Styx Stealer was developed by a Turkish hacker known as “Sty1x,” who marketed it via Telegram, charging between $75 per month and $350 for unlimited access. An operational security lapse exposed his identity and connections with a Nigerian cybercriminal linked to an Agent Tesla campaign. This revelation highlighted the broader network of cybercriminals involved in various illicit activities, including targeting Chinese firms. Despite Sty1x’s efforts, there are no confirmed victims beyond their own systems and a few security sandboxes, suggesting that their attempts to widely distribute Styx Stealer were largely unsuccessful.

New Phishing Attack Targets Android & iOS Users

A new phishing attack targeting both Android and iOS users has been discovered, combining traditional social engineering techniques with the use of Progressive Web Applications (PWAs) and WebAPKs. First identified in November 2023, the attack primarily targets clients of Czech banks, though cases have also been reported in Hungary and Georgia, indicating a wider spread. The attackers employ various delivery methods, such as automated voice calls, SMS messages, and social media ads, which often use official bank mascots and logos to lure victims to a phishing link mimicking a Google Play page. If accessed via a mobile device, the page prompts the installation of a phishing app disguised as a legitimate banking application.

** To be done **
**1)** Could you echo the security news text word for word, starting at "New Phishing Attack Targets" and ending at "legitimate banking application."?
**2)** How would this sentence from the security news text read in Spanish: "If accessed via a mobile device, the page prompts the installation of a phishing app disguised as a legitimate banking application."

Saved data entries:
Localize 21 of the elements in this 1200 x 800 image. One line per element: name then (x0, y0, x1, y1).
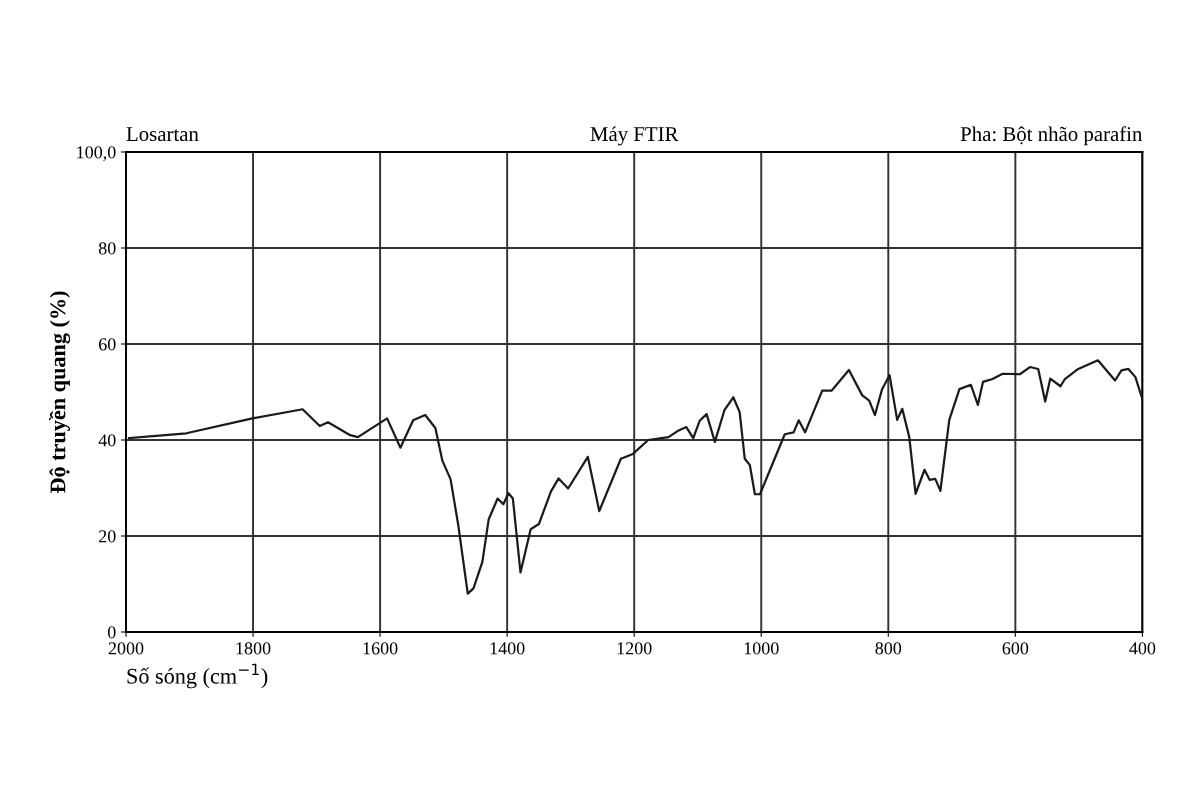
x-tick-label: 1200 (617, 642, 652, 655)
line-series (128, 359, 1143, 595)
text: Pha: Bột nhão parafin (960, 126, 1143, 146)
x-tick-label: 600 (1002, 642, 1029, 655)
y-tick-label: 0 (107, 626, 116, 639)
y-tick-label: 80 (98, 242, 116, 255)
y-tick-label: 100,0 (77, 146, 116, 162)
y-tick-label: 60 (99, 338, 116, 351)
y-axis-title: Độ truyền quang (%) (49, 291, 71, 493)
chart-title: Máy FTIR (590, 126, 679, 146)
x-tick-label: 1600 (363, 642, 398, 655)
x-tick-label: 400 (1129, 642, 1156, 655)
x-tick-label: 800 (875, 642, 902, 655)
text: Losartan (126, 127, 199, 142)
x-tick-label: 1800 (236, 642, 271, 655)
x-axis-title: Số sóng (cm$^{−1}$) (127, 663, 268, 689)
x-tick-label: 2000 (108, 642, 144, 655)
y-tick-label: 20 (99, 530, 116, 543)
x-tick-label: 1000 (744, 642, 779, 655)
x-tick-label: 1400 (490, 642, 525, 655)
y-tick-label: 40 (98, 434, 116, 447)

** Solutions to the tasks **
**1)**
New Phishing Attack Targets Android & iOS Users

A new phishing attack targeting both Android and iOS users has been discovered, combining traditional social engineering techniques with the use of Progressive Web Applications (PWAs) and WebAPKs. First identified in November 2023, the attack primarily targets clients of Czech banks, though cases have also been reported in Hungary and Georgia, indicating a wider spread. The attackers employ various delivery methods, such as automated voice calls, SMS messages, and social media ads, which often use official bank mascots and logos to lure victims to a phishing link mimicking a Google Play page. If accessed via a mobile device, the page prompts the installation of a phishing app disguised as a legitimate banking application.

**2)** Si se accede desde un dispositivo móvil, la página solicita la instalación de una aplicación de phishing disfrazada de aplicación bancaria legítima.